§ OBJECTIVE: Render the material again word for word, skipping the pictures in it.

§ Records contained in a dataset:
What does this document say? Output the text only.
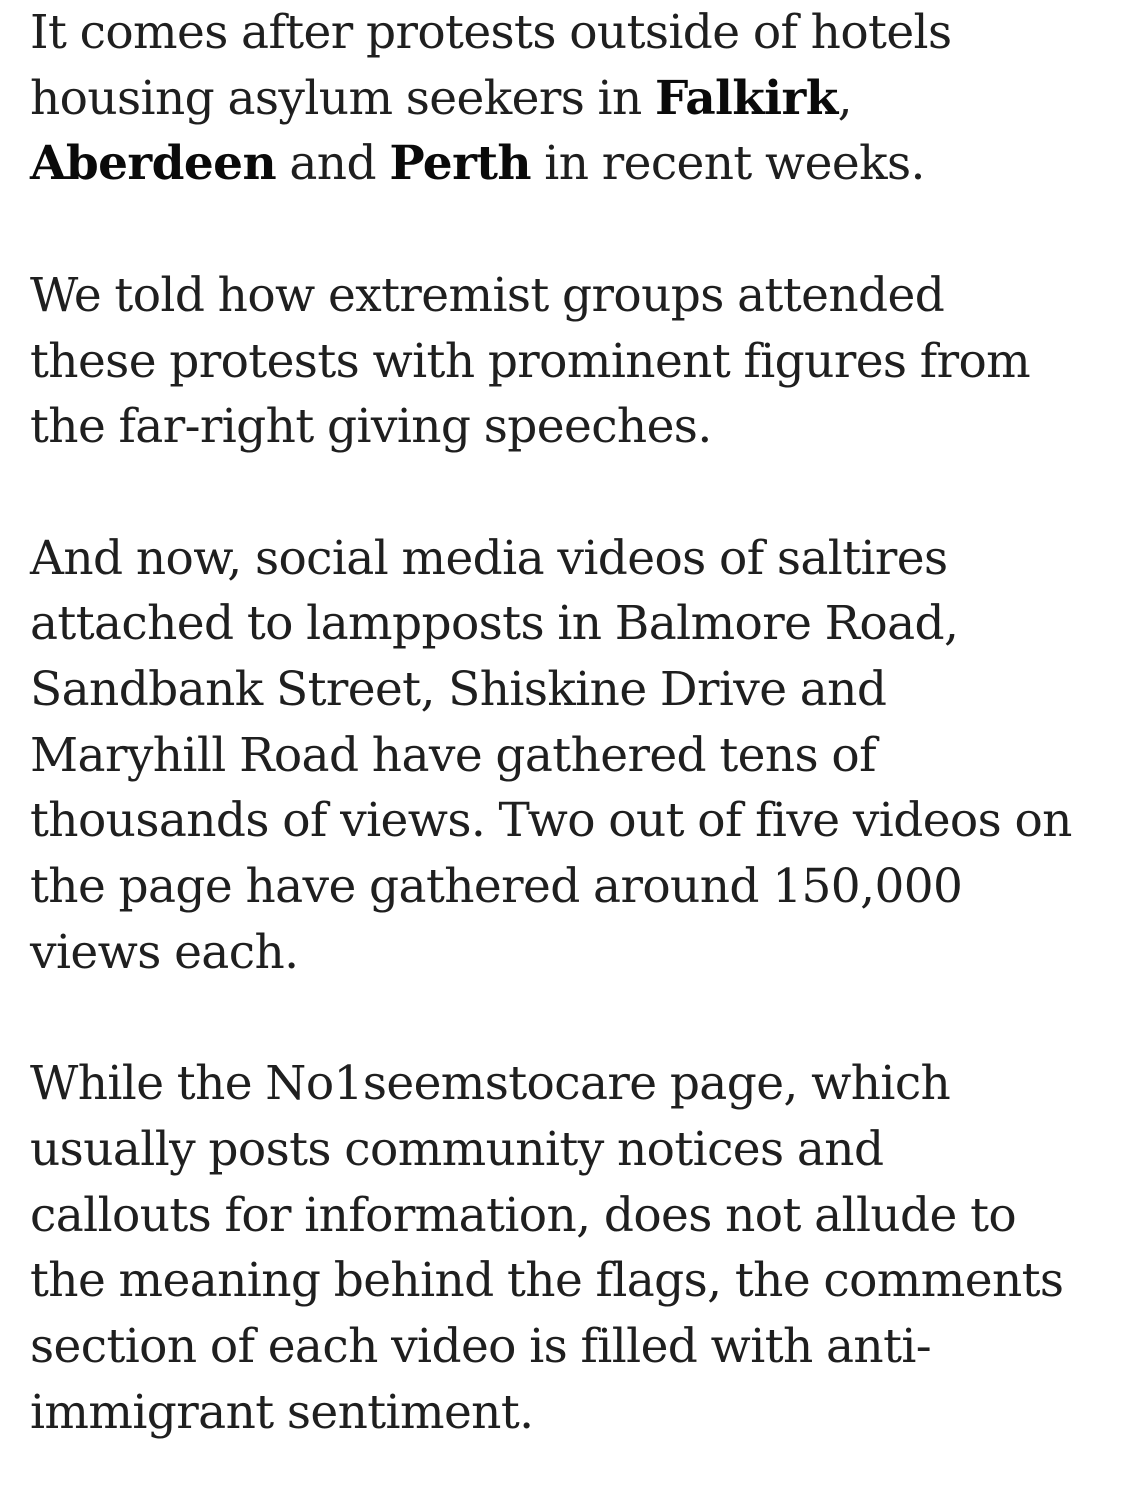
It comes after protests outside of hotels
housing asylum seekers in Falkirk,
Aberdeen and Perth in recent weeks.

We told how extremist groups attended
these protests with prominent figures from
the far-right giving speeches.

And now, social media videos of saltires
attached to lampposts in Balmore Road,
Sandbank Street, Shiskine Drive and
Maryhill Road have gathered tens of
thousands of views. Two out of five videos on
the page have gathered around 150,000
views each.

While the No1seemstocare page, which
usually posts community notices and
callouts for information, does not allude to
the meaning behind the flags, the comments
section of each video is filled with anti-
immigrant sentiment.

§ ANSWER TO THIS TASK:
What does this document say? Output the text only.
It comes after protests outside of hotels
housing asylum seekers in Falkirk,
Aberdeen and Perth in recent weeks.

We told how extremist groups attended
these protests with prominent figures from
the far-right giving speeches.

And now, social media videos of saltires
attached to lampposts in Balmore Road,
Sandbank Street, Shiskine Drive and
Maryhill Road have gathered tens of
thousands of views. Two out of five videos on
the page have gathered around 150,000
views each.

While the No1seemstocare page, which
usually posts community notices and
callouts for information, does not allude to
the meaning behind the flags, the comments
section of each video is filled with anti-
immigrant sentiment.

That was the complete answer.